- [Exercise requirements]:
Convert the lines from the one containing "where is each" through the one containing "188, 445, 385]" into a Markdown table with two columns, Row and Line, and leave out any blank lines.

- [Material provided]:
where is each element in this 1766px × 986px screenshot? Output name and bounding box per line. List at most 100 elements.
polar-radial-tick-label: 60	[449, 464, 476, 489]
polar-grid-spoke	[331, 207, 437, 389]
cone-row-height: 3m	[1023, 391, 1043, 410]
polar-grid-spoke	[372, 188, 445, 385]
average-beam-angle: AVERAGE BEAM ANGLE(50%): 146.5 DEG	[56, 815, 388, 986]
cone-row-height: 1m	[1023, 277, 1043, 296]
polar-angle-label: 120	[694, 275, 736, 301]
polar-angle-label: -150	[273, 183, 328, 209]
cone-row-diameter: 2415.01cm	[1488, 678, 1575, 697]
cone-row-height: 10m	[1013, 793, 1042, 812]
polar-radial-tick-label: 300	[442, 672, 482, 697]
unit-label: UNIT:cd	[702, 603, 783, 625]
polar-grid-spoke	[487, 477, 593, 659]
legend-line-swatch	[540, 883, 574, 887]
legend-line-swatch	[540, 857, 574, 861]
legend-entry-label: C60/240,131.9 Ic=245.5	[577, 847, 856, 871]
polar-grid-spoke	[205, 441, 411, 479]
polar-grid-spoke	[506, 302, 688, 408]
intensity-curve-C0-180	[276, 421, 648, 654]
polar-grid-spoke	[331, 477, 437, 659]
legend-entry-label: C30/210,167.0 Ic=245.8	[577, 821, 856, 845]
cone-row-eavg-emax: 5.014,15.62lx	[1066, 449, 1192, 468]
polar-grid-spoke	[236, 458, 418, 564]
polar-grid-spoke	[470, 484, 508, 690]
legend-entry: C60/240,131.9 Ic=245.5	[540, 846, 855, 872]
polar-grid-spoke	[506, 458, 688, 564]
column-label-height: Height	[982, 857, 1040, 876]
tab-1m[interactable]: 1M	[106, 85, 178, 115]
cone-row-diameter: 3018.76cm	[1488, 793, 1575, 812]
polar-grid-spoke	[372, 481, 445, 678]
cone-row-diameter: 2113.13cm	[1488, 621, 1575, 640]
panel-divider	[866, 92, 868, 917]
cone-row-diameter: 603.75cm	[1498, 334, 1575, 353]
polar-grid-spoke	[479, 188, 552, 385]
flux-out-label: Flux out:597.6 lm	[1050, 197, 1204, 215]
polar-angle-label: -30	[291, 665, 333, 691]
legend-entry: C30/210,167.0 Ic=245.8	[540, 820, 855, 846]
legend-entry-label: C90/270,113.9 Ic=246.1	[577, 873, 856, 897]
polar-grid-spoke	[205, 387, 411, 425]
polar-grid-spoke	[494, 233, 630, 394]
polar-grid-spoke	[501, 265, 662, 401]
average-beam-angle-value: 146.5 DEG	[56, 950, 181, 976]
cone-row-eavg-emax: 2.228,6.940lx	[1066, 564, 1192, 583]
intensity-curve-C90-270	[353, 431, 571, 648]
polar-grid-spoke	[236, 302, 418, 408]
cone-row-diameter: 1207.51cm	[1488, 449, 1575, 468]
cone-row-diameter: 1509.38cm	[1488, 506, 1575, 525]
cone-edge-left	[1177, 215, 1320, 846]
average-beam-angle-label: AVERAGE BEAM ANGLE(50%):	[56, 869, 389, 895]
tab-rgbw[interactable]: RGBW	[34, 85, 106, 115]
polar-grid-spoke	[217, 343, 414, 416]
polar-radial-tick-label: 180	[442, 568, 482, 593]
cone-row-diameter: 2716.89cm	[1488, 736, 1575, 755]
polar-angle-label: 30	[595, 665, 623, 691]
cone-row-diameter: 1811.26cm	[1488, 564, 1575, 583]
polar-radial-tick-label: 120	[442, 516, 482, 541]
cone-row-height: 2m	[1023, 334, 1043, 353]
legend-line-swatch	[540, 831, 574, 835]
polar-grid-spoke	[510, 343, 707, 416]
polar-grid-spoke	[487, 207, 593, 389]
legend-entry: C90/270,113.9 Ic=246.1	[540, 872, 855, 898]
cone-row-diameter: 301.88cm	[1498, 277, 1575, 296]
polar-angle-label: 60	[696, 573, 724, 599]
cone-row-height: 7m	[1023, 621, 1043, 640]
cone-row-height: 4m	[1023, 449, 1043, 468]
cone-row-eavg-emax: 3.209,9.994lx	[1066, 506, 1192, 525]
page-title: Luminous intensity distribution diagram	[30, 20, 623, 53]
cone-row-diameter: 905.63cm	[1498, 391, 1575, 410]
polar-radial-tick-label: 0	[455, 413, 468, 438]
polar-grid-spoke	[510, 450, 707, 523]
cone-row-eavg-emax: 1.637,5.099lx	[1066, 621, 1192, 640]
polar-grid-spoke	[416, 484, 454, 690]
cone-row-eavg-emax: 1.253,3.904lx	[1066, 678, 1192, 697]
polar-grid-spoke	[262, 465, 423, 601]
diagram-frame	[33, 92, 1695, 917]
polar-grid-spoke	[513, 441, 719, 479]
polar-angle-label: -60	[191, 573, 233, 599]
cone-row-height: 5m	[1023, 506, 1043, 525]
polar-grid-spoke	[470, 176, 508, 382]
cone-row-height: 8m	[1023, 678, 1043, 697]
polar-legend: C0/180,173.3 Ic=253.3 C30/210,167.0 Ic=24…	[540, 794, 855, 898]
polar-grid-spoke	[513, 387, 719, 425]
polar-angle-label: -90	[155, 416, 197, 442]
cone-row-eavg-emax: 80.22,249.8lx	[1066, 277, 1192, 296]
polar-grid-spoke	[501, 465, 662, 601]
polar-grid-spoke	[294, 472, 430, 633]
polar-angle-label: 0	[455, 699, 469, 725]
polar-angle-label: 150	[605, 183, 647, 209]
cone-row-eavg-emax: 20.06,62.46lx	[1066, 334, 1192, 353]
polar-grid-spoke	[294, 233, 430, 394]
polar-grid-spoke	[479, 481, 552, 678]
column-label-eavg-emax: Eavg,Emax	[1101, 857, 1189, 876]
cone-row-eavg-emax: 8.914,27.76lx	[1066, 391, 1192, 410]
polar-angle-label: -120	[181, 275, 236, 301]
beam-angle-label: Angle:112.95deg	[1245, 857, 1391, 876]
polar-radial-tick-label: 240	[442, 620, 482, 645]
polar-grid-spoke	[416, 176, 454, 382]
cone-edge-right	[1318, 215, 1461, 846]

---

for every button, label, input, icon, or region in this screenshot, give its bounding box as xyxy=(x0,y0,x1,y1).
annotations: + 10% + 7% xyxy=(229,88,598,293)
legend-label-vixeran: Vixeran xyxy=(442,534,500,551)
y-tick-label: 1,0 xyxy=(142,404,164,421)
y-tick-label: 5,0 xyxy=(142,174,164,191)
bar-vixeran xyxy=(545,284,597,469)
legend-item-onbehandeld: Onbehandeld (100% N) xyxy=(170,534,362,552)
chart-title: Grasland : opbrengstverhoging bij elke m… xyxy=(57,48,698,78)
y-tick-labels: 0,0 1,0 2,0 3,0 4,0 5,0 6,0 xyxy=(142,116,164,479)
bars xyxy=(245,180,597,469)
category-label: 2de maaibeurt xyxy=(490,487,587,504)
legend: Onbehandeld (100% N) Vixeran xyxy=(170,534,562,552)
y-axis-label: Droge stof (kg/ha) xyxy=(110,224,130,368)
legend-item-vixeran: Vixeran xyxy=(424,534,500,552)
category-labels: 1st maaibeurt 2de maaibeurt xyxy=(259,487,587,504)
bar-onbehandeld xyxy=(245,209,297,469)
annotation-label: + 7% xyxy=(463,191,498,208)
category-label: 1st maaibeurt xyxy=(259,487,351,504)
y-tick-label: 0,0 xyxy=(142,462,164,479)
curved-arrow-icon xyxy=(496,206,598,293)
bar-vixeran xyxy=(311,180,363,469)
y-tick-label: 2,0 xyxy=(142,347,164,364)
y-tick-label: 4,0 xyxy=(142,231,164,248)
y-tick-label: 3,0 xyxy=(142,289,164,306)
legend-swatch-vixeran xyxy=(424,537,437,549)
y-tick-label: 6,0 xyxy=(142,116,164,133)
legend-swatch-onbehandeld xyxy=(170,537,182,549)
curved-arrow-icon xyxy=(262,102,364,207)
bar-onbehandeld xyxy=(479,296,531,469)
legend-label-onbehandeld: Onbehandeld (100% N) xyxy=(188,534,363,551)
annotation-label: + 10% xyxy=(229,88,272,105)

- [Task output]:
| Row | Line |
|---|---|
| 1 | where is each element in this 1766px × 986px screenshot? Output name and bounding box per line. List at most 100 elements. |
| 2 | polar-radial-tick-label: 60	[449, 464, 476, 489] |
| 3 | polar-grid-spoke	[331, 207, 437, 389] |
| 4 | cone-row-height: 3m	[1023, 391, 1043, 410] |
| 5 | polar-grid-spoke	[372, 188, 445, 385] |